Work out how many lines in the entries below include the word "ffffff". Give nothing but the number.

— START —

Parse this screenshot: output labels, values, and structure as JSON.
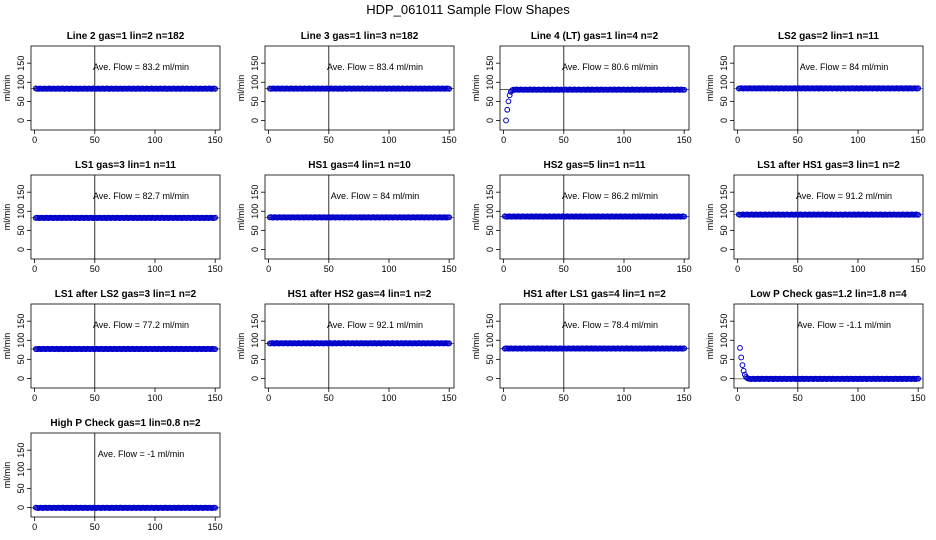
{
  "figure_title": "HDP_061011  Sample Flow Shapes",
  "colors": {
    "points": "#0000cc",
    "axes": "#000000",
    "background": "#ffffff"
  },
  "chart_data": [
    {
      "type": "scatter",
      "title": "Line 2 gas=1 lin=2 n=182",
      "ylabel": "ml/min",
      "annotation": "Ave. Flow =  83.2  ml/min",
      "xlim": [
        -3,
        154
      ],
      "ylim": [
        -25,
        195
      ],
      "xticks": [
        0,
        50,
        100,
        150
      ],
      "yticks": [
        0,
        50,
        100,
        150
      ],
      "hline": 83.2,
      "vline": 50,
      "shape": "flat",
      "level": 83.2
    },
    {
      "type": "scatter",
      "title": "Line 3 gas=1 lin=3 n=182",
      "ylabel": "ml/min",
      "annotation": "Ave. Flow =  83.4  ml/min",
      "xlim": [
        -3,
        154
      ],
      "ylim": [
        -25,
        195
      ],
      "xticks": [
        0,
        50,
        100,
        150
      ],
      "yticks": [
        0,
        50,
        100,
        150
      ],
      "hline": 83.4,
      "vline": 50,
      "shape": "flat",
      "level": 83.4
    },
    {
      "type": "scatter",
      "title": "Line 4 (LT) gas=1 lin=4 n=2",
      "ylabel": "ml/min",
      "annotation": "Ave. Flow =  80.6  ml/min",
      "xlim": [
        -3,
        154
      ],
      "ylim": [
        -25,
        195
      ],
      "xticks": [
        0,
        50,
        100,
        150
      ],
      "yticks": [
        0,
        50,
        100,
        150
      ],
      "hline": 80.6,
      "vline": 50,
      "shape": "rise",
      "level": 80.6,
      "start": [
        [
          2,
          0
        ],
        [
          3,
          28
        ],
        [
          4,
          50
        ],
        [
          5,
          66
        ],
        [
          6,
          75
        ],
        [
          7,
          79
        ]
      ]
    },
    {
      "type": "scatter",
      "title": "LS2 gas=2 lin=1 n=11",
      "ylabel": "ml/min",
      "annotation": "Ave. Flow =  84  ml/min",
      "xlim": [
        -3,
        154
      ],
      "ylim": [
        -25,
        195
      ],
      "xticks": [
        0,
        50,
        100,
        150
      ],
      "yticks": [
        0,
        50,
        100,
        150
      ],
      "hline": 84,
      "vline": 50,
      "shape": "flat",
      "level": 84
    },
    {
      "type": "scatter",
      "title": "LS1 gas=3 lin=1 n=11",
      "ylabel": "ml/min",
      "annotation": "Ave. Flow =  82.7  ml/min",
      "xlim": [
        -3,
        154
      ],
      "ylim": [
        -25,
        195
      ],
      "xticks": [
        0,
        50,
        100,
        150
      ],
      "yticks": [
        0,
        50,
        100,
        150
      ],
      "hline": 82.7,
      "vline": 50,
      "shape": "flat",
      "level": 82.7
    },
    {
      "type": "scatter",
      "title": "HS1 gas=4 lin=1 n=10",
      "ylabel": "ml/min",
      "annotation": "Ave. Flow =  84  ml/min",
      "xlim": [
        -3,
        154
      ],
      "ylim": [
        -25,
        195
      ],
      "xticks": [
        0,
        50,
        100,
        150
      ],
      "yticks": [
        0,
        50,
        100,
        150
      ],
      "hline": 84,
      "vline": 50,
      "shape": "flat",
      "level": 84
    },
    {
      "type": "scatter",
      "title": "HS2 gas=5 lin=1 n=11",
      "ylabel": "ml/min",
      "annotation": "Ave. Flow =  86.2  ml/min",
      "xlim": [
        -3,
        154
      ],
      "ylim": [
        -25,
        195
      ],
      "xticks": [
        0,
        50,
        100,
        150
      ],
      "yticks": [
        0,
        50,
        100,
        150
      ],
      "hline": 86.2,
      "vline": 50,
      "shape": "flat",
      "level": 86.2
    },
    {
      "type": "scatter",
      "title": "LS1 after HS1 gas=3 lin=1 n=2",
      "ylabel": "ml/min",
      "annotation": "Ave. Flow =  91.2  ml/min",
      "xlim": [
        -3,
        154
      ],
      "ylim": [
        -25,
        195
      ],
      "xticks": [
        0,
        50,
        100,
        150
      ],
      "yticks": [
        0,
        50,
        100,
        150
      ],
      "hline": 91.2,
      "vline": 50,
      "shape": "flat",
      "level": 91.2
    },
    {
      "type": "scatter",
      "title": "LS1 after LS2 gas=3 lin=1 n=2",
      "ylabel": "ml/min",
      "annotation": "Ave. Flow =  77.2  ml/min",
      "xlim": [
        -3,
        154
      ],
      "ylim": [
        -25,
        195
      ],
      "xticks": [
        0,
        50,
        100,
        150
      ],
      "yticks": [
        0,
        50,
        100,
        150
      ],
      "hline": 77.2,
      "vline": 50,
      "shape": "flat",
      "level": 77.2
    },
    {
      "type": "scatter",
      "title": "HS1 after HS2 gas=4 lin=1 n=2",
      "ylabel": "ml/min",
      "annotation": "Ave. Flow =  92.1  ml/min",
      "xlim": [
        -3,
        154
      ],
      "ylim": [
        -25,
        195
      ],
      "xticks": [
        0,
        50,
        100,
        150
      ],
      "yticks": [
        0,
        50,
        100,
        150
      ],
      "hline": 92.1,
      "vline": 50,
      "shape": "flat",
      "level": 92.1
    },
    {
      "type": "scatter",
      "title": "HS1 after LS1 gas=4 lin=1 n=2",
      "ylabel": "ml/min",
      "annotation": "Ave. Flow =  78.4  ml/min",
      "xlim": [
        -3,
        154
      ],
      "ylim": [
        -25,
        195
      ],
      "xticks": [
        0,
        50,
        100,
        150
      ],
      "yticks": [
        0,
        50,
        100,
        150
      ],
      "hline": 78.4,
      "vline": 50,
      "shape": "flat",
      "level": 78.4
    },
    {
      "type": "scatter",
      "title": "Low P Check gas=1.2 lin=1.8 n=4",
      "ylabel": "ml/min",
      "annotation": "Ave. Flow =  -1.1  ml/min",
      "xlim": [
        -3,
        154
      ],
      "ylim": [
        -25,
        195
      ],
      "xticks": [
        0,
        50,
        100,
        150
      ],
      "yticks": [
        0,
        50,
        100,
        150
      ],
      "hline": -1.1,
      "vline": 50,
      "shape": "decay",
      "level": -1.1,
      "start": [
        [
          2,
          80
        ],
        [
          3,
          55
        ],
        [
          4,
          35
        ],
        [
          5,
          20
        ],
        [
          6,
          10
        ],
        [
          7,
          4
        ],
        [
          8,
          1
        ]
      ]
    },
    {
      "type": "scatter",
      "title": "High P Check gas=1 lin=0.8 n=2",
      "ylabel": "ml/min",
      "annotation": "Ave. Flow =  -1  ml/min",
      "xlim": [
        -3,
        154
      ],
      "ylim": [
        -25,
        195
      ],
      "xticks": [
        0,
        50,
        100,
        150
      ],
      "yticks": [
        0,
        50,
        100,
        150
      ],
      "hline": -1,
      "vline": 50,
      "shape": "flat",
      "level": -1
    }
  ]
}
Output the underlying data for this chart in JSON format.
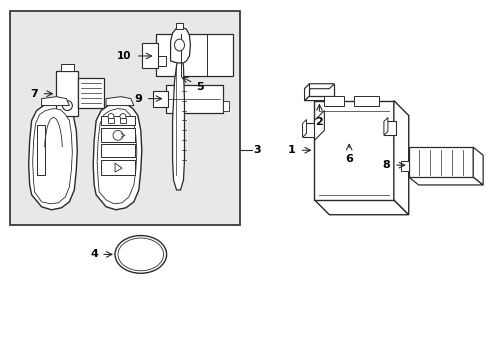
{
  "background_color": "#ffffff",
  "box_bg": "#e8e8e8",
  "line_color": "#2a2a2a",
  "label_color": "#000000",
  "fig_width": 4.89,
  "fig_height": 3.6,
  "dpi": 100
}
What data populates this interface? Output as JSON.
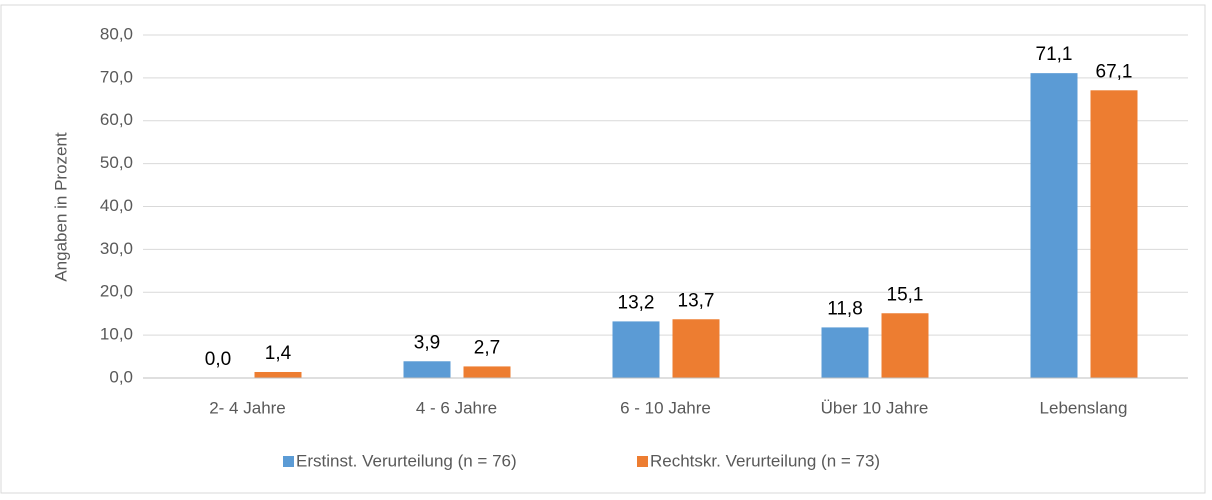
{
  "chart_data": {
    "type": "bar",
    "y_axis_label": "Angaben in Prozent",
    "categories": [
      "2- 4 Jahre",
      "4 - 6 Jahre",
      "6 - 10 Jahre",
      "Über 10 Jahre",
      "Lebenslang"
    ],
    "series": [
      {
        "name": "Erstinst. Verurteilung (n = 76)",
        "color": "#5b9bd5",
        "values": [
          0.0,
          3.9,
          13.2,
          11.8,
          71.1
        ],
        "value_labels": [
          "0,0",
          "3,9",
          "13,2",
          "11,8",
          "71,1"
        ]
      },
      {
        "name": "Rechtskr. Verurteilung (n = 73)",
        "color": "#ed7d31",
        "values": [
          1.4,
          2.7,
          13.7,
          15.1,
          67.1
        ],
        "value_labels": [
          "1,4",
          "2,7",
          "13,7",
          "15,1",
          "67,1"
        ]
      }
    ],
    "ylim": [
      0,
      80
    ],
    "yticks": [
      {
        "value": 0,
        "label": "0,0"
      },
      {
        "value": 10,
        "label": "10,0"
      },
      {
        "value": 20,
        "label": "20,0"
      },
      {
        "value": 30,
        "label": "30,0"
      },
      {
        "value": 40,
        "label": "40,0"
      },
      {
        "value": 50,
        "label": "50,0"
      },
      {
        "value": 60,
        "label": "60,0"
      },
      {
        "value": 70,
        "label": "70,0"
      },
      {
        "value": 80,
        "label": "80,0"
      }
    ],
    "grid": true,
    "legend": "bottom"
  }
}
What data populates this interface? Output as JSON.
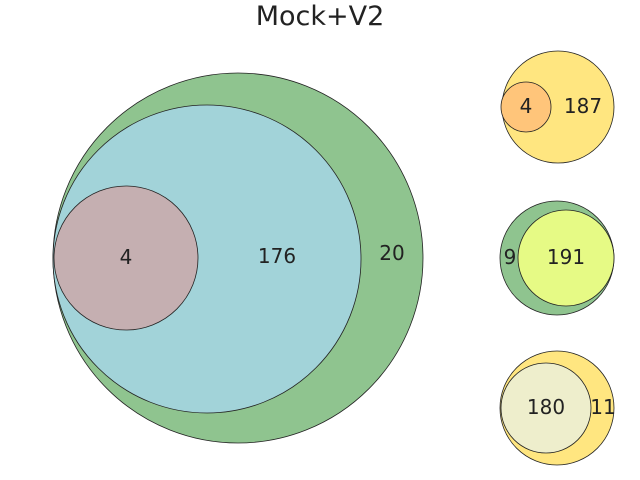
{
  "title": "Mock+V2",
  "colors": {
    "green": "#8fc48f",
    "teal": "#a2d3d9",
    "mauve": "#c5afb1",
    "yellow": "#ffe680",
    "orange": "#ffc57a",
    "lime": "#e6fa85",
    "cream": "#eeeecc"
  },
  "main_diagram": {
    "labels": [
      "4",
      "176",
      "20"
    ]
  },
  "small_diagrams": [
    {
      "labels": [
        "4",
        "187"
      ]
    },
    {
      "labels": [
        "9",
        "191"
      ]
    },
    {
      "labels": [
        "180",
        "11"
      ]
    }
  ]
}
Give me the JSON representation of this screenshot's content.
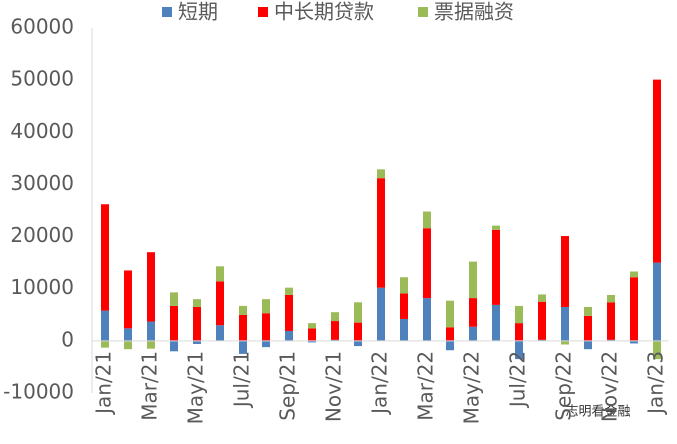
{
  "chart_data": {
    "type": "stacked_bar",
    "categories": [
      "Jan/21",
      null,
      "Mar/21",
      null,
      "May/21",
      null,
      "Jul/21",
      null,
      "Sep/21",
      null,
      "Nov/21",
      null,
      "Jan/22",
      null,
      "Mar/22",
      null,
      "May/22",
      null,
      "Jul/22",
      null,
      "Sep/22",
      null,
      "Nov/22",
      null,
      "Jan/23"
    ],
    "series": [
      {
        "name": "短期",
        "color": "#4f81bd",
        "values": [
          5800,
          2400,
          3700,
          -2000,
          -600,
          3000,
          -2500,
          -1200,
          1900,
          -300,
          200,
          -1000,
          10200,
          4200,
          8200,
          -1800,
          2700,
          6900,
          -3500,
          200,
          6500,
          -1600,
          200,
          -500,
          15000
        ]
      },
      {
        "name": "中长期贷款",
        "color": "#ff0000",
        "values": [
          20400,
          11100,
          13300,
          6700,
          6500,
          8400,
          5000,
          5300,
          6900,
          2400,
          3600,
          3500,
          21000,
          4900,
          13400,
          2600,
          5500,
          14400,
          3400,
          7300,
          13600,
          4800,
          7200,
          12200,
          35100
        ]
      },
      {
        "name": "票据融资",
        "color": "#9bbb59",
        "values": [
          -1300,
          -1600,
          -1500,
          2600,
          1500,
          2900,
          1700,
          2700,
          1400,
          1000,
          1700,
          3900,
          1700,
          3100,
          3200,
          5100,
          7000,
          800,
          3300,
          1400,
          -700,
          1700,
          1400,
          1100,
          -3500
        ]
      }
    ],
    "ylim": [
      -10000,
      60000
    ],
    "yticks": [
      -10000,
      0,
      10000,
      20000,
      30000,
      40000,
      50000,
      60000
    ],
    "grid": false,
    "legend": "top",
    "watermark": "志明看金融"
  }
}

— END —

## In response
2